● STATED EXERCISE: Transcribe the full listing exactly, and drop every picture.

● INPUT MATERIAL:
════
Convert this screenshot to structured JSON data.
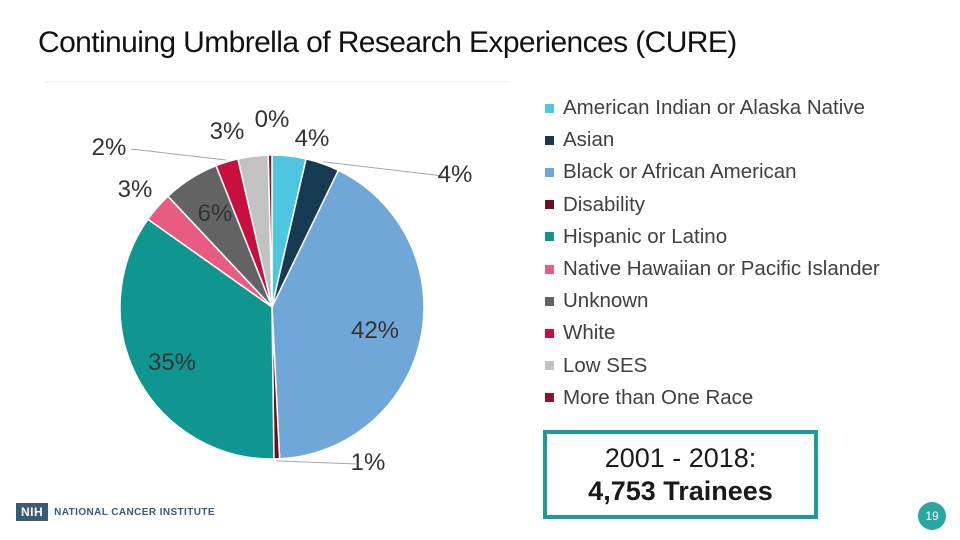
{
  "title": "Continuing Umbrella of Research Experiences (CURE)",
  "chart_data": {
    "type": "pie",
    "title": "Continuing Umbrella of Research Experiences (CURE)",
    "start_angle_deg": 0,
    "direction": "clockwise",
    "slices": [
      {
        "name": "American Indian or Alaska Native",
        "value": 3.6,
        "label": "4%",
        "color": "#4fc6e0"
      },
      {
        "name": "Asian",
        "value": 3.6,
        "label": "4%",
        "color": "#163a52"
      },
      {
        "name": "Black or African American",
        "value": 42,
        "label": "42%",
        "color": "#6fa8d8"
      },
      {
        "name": "Disability",
        "value": 0.6,
        "label": "1%",
        "color": "#6b0f24"
      },
      {
        "name": "Hispanic or Latino",
        "value": 35,
        "label": "35%",
        "color": "#0f9690"
      },
      {
        "name": "Native Hawaiian or Pacific Islander",
        "value": 3.2,
        "label": "3%",
        "color": "#ea5b82"
      },
      {
        "name": "Unknown",
        "value": 6,
        "label": "6%",
        "color": "#636363"
      },
      {
        "name": "White",
        "value": 2.4,
        "label": "2%",
        "color": "#c8103e"
      },
      {
        "name": "Low SES",
        "value": 3.2,
        "label": "3%",
        "color": "#c2c2c2"
      },
      {
        "name": "More than One Race",
        "value": 0.4,
        "label": "0%",
        "color": "#8c1535"
      }
    ]
  },
  "callout": {
    "line1": "2001 - 2018:",
    "line2": "4,753 Trainees",
    "border_color": "#1d9b96"
  },
  "footer": {
    "logo_mark": "NIH",
    "logo_name": "NATIONAL CANCER INSTITUTE",
    "page_number": "19"
  }
}
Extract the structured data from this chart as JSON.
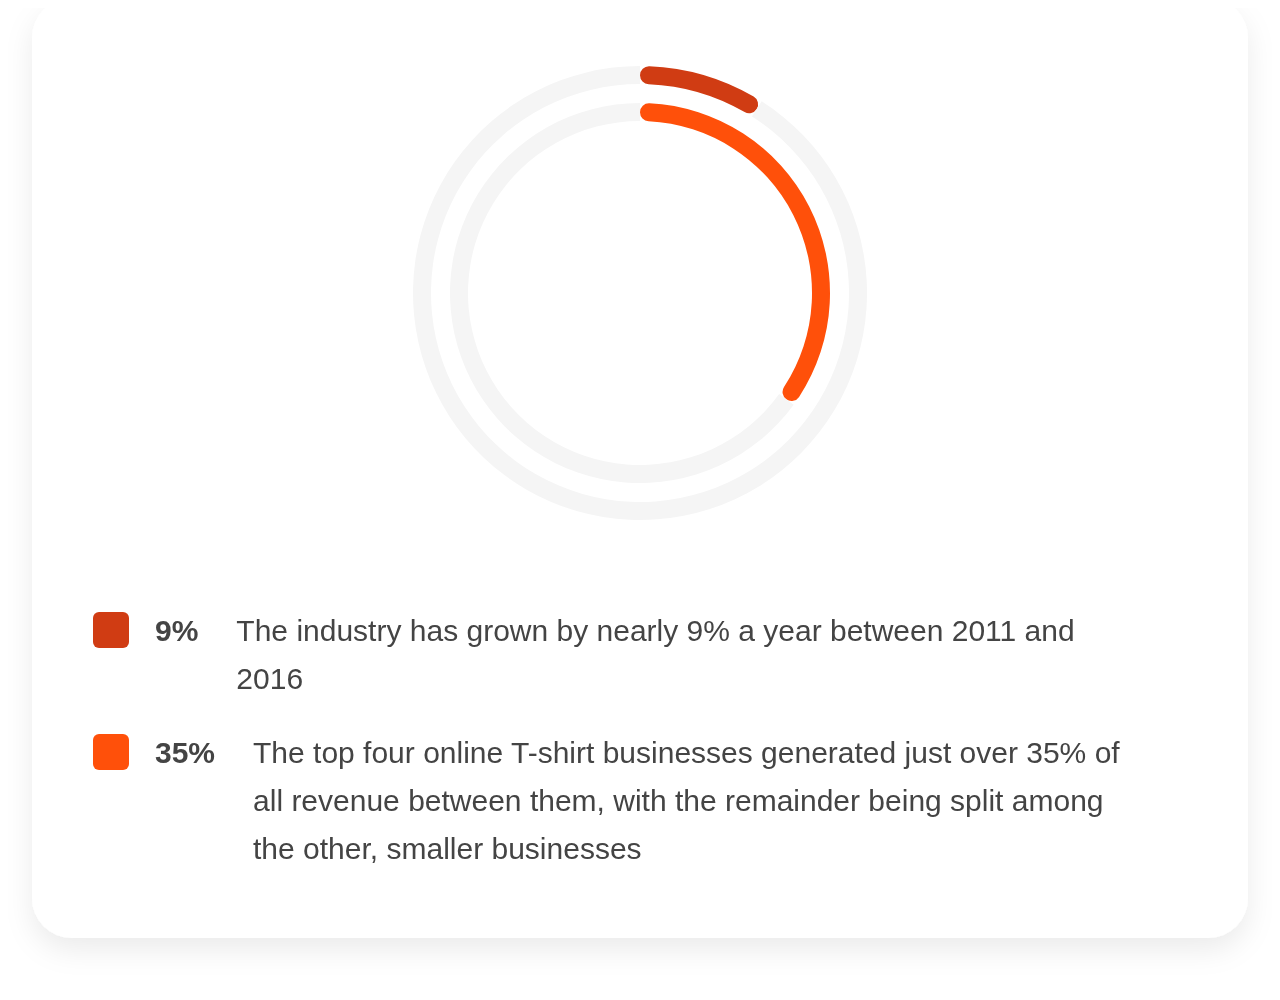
{
  "chart_data": [
    {
      "type": "donut",
      "categories": [
        "9%",
        null
      ],
      "values": [
        9,
        91
      ],
      "colors": [
        "#d03c13",
        "#f5f5f5"
      ],
      "legend": "bottom",
      "annotations": [
        "The industry has grown by nearly 9% a year between 2011 and 2016"
      ]
    },
    {
      "type": "donut",
      "categories": [
        "35%",
        null
      ],
      "values": [
        35,
        65
      ],
      "colors": [
        "#ff500a",
        "#f5f5f5"
      ],
      "legend": "bottom",
      "annotations": [
        "The top four online T-shirt businesses generated just over 35% of all revenue between them, with the remainder being split among the other, smaller businesses"
      ]
    }
  ]
}
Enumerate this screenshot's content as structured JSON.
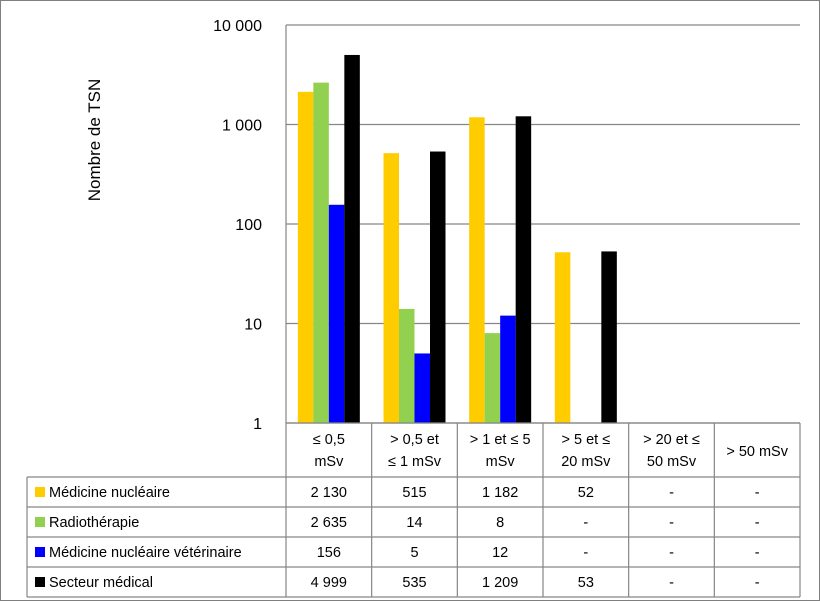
{
  "chart_data": {
    "type": "bar",
    "ylabel": "Nombre de TSN",
    "yscale": "log",
    "ylim": [
      1,
      10000
    ],
    "yticks": [
      {
        "value": 1,
        "label": "1"
      },
      {
        "value": 10,
        "label": "10"
      },
      {
        "value": 100,
        "label": "100"
      },
      {
        "value": 1000,
        "label": "1 000"
      },
      {
        "value": 10000,
        "label": "10 000"
      }
    ],
    "grid": true,
    "categories": [
      [
        "≤ 0,5",
        "mSv"
      ],
      [
        "> 0,5 et",
        "≤ 1 mSv"
      ],
      [
        "> 1 et ≤ 5",
        "mSv"
      ],
      [
        "> 5 et ≤",
        "20 mSv"
      ],
      [
        "> 20 et ≤",
        "50 mSv"
      ],
      [
        "> 50 mSv"
      ]
    ],
    "series": [
      {
        "name": "Médicine nucléaire",
        "color": "#ffcc00",
        "values": [
          2130,
          515,
          1182,
          52,
          null,
          null
        ],
        "labels": [
          "2 130",
          "515",
          "1 182",
          "52",
          "-",
          "-"
        ]
      },
      {
        "name": "Radiothérapie",
        "color": "#92d050",
        "values": [
          2635,
          14,
          8,
          null,
          null,
          null
        ],
        "labels": [
          "2 635",
          "14",
          "8",
          "-",
          "-",
          "-"
        ]
      },
      {
        "name": "Médicine nucléaire vétérinaire",
        "color": "#0000ff",
        "values": [
          156,
          5,
          12,
          null,
          null,
          null
        ],
        "labels": [
          "156",
          "5",
          "12",
          "-",
          "-",
          "-"
        ]
      },
      {
        "name": "Secteur médical",
        "color": "#000000",
        "values": [
          4999,
          535,
          1209,
          53,
          null,
          null
        ],
        "labels": [
          "4 999",
          "535",
          "1 209",
          "53",
          "-",
          "-"
        ]
      }
    ],
    "legend": "data-table"
  }
}
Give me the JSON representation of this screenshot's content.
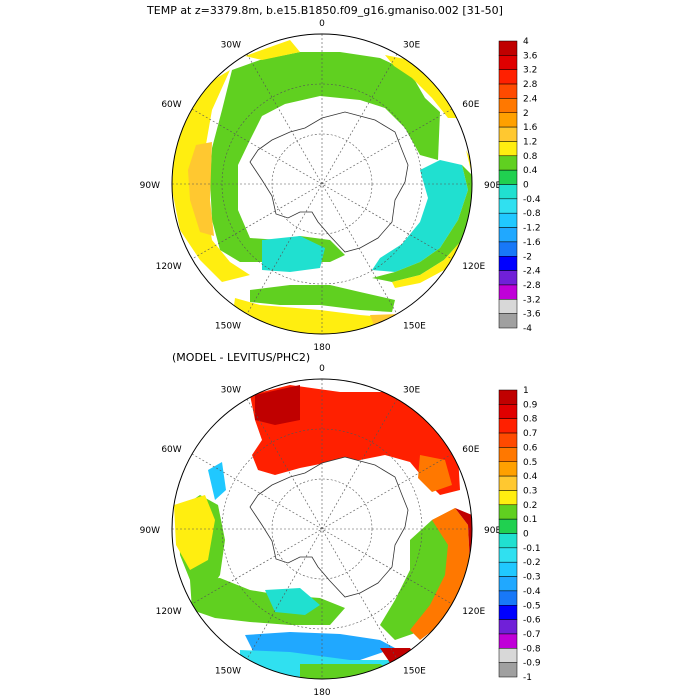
{
  "figure": {
    "title": "TEMP at z=3379.8m, b.e15.B1850.f09_g16.gmaniso.002 [31-50]",
    "subtitle": "(MODEL - LEVITUS/PHC2)"
  },
  "maps": [
    {
      "id": "model-temp",
      "colorbar": {
        "labels": [
          "4",
          "3.6",
          "3.2",
          "2.8",
          "2.4",
          "2",
          "1.6",
          "1.2",
          "0.8",
          "0.4",
          "0",
          "-0.4",
          "-0.8",
          "-1.2",
          "-1.6",
          "-2",
          "-2.4",
          "-2.8",
          "-3.2",
          "-3.6",
          "-4"
        ],
        "colors": [
          "#c00000",
          "#e00000",
          "#ff2000",
          "#ff4a00",
          "#ff7800",
          "#ffa000",
          "#ffc830",
          "#ffee10",
          "#60d020",
          "#20d050",
          "#20e0d0",
          "#30e0f0",
          "#20c8ff",
          "#20a8ff",
          "#1878f8",
          "#0000ff",
          "#7020d8",
          "#c000d8",
          "#d8d8d8",
          "#a0a0a0"
        ]
      }
    },
    {
      "id": "model-minus-obs",
      "colorbar": {
        "labels": [
          "1",
          "0.9",
          "0.8",
          "0.7",
          "0.6",
          "0.5",
          "0.4",
          "0.3",
          "0.2",
          "0.1",
          "0",
          "-0.1",
          "-0.2",
          "-0.3",
          "-0.4",
          "-0.5",
          "-0.6",
          "-0.7",
          "-0.8",
          "-0.9",
          "-1"
        ],
        "colors": [
          "#c00000",
          "#e00000",
          "#ff2000",
          "#ff4a00",
          "#ff7800",
          "#ffa000",
          "#ffc830",
          "#ffee10",
          "#60d020",
          "#20d050",
          "#20e0d0",
          "#30e0f0",
          "#20c8ff",
          "#20a8ff",
          "#1878f8",
          "#0000ff",
          "#7020d8",
          "#c000d8",
          "#d8d8d8",
          "#a0a0a0"
        ]
      }
    }
  ],
  "longitude_labels": [
    {
      "text": "0",
      "lon": 0
    },
    {
      "text": "30E",
      "lon": 30
    },
    {
      "text": "60E",
      "lon": 60
    },
    {
      "text": "90E",
      "lon": 90
    },
    {
      "text": "120E",
      "lon": 120
    },
    {
      "text": "150E",
      "lon": 150
    },
    {
      "text": "180",
      "lon": 180
    },
    {
      "text": "150W",
      "lon": 210
    },
    {
      "text": "120W",
      "lon": 240
    },
    {
      "text": "90W",
      "lon": 270
    },
    {
      "text": "60W",
      "lon": 300
    },
    {
      "text": "30W",
      "lon": 330
    }
  ]
}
════
● THE COMPLETED TASK:
Convert this screenshot to structured JSON data.
{
  "title": "Continuing Umbrella of Research Experiences (CURE)",
  "chart_data": {
    "type": "pie",
    "title": "Continuing Umbrella of Research Experiences (CURE)",
    "start_angle_deg": 0,
    "direction": "clockwise",
    "slices": [
      {
        "name": "American Indian or Alaska Native",
        "value": 3.6,
        "label": "4%",
        "color": "#4fc6e0"
      },
      {
        "name": "Asian",
        "value": 3.6,
        "label": "4%",
        "color": "#163a52"
      },
      {
        "name": "Black or African American",
        "value": 42,
        "label": "42%",
        "color": "#6fa8d8"
      },
      {
        "name": "Disability",
        "value": 0.6,
        "label": "1%",
        "color": "#6b0f24"
      },
      {
        "name": "Hispanic or Latino",
        "value": 35,
        "label": "35%",
        "color": "#0f9690"
      },
      {
        "name": "Native Hawaiian or Pacific Islander",
        "value": 3.2,
        "label": "3%",
        "color": "#ea5b82"
      },
      {
        "name": "Unknown",
        "value": 6,
        "label": "6%",
        "color": "#636363"
      },
      {
        "name": "White",
        "value": 2.4,
        "label": "2%",
        "color": "#c8103e"
      },
      {
        "name": "Low SES",
        "value": 3.2,
        "label": "3%",
        "color": "#c2c2c2"
      },
      {
        "name": "More than One Race",
        "value": 0.4,
        "label": "0%",
        "color": "#8c1535"
      }
    ]
  },
  "callout": {
    "line1": "2001 - 2018:",
    "line2": "4,753 Trainees",
    "border_color": "#1d9b96"
  },
  "footer": {
    "logo_mark": "NIH",
    "logo_name": "NATIONAL CANCER INSTITUTE",
    "page_number": "19"
  }
}
Extract the structured data from this chart as JSON.
{
  "chart_data": [
    {
      "type": "donut",
      "categories": [
        "9%",
        null
      ],
      "values": [
        9,
        91
      ],
      "colors": [
        "#d03c13",
        "#f5f5f5"
      ],
      "legend": "bottom",
      "annotations": [
        "The industry has grown by nearly 9% a year between 2011 and 2016"
      ]
    },
    {
      "type": "donut",
      "categories": [
        "35%",
        null
      ],
      "values": [
        35,
        65
      ],
      "colors": [
        "#ff500a",
        "#f5f5f5"
      ],
      "legend": "bottom",
      "annotations": [
        "The top four online T-shirt businesses generated just over 35% of all revenue between them, with the remainder being split among the other, smaller businesses"
      ]
    }
  ]
}
Enumerate this screenshot's content as structured JSON.
{
  "chart_data": {
    "type": "bar",
    "ylabel": "Nombre de TSN",
    "yscale": "log",
    "ylim": [
      1,
      10000
    ],
    "yticks": [
      {
        "value": 1,
        "label": "1"
      },
      {
        "value": 10,
        "label": "10"
      },
      {
        "value": 100,
        "label": "100"
      },
      {
        "value": 1000,
        "label": "1 000"
      },
      {
        "value": 10000,
        "label": "10 000"
      }
    ],
    "grid": true,
    "categories": [
      [
        "≤ 0,5",
        "mSv"
      ],
      [
        "> 0,5 et",
        "≤ 1 mSv"
      ],
      [
        "> 1 et ≤ 5",
        "mSv"
      ],
      [
        "> 5 et ≤",
        "20 mSv"
      ],
      [
        "> 20 et ≤",
        "50 mSv"
      ],
      [
        "> 50 mSv"
      ]
    ],
    "series": [
      {
        "name": "Médicine nucléaire",
        "color": "#ffcc00",
        "values": [
          2130,
          515,
          1182,
          52,
          null,
          null
        ],
        "labels": [
          "2 130",
          "515",
          "1 182",
          "52",
          "-",
          "-"
        ]
      },
      {
        "name": "Radiothérapie",
        "color": "#92d050",
        "values": [
          2635,
          14,
          8,
          null,
          null,
          null
        ],
        "labels": [
          "2 635",
          "14",
          "8",
          "-",
          "-",
          "-"
        ]
      },
      {
        "name": "Médicine nucléaire vétérinaire",
        "color": "#0000ff",
        "values": [
          156,
          5,
          12,
          null,
          null,
          null
        ],
        "labels": [
          "156",
          "5",
          "12",
          "-",
          "-",
          "-"
        ]
      },
      {
        "name": "Secteur médical",
        "color": "#000000",
        "values": [
          4999,
          535,
          1209,
          53,
          null,
          null
        ],
        "labels": [
          "4 999",
          "535",
          "1 209",
          "53",
          "-",
          "-"
        ]
      }
    ],
    "legend": "data-table"
  }
}
Give me the JSON representation of this screenshot's content.
{
  "figure": {
    "title": "TEMP at z=3379.8m, b.e15.B1850.f09_g16.gmaniso.002 [31-50]",
    "subtitle": "(MODEL - LEVITUS/PHC2)"
  },
  "maps": [
    {
      "id": "model-temp",
      "colorbar": {
        "labels": [
          "4",
          "3.6",
          "3.2",
          "2.8",
          "2.4",
          "2",
          "1.6",
          "1.2",
          "0.8",
          "0.4",
          "0",
          "-0.4",
          "-0.8",
          "-1.2",
          "-1.6",
          "-2",
          "-2.4",
          "-2.8",
          "-3.2",
          "-3.6",
          "-4"
        ],
        "colors": [
          "#c00000",
          "#e00000",
          "#ff2000",
          "#ff4a00",
          "#ff7800",
          "#ffa000",
          "#ffc830",
          "#ffee10",
          "#60d020",
          "#20d050",
          "#20e0d0",
          "#30e0f0",
          "#20c8ff",
          "#20a8ff",
          "#1878f8",
          "#0000ff",
          "#7020d8",
          "#c000d8",
          "#d8d8d8",
          "#a0a0a0"
        ]
      }
    },
    {
      "id": "model-minus-obs",
      "colorbar": {
        "labels": [
          "1",
          "0.9",
          "0.8",
          "0.7",
          "0.6",
          "0.5",
          "0.4",
          "0.3",
          "0.2",
          "0.1",
          "0",
          "-0.1",
          "-0.2",
          "-0.3",
          "-0.4",
          "-0.5",
          "-0.6",
          "-0.7",
          "-0.8",
          "-0.9",
          "-1"
        ],
        "colors": [
          "#c00000",
          "#e00000",
          "#ff2000",
          "#ff4a00",
          "#ff7800",
          "#ffa000",
          "#ffc830",
          "#ffee10",
          "#60d020",
          "#20d050",
          "#20e0d0",
          "#30e0f0",
          "#20c8ff",
          "#20a8ff",
          "#1878f8",
          "#0000ff",
          "#7020d8",
          "#c000d8",
          "#d8d8d8",
          "#a0a0a0"
        ]
      }
    }
  ],
  "longitude_labels": [
    {
      "text": "0",
      "lon": 0
    },
    {
      "text": "30E",
      "lon": 30
    },
    {
      "text": "60E",
      "lon": 60
    },
    {
      "text": "90E",
      "lon": 90
    },
    {
      "text": "120E",
      "lon": 120
    },
    {
      "text": "150E",
      "lon": 150
    },
    {
      "text": "180",
      "lon": 180
    },
    {
      "text": "150W",
      "lon": 210
    },
    {
      "text": "120W",
      "lon": 240
    },
    {
      "text": "90W",
      "lon": 270
    },
    {
      "text": "60W",
      "lon": 300
    },
    {
      "text": "30W",
      "lon": 330
    }
  ]
}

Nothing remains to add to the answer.